# [Stated problem]
Your task is to quote the material that follows, in full and exactly.

[Data entries]
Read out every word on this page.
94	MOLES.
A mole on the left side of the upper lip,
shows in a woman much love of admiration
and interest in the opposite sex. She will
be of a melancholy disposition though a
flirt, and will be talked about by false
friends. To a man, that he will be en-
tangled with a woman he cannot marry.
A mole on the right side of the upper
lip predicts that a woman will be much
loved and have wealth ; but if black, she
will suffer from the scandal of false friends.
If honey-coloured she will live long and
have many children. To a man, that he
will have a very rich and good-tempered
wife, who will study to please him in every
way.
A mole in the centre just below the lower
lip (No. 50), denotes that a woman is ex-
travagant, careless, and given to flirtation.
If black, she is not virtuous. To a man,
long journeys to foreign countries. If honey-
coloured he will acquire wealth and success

# [Correct response]
Read out every word on this page.
94	MOLES.
A mole on the left side of the upper lip,
shows in a woman much love of admiration
and interest in the opposite sex. She will
be of a melancholy disposition though a
flirt, and will be talked about by false
friends. To a man, that he will be en-
tangled with a woman he cannot marry.
A mole on the right side of the upper
lip predicts that a woman will be much
loved and have wealth ; but if black, she
will suffer from the scandal of false friends.
If honey-coloured she will live long and
have many children. To a man, that he
will have a very rich and good-tempered
wife, who will study to please him in every
way.
A mole in the centre just below the lower
lip (No. 50), denotes that a woman is ex-
travagant, careless, and given to flirtation.
If black, she is not virtuous. To a man,
long journeys to foreign countries. If honey-
coloured he will acquire wealth and success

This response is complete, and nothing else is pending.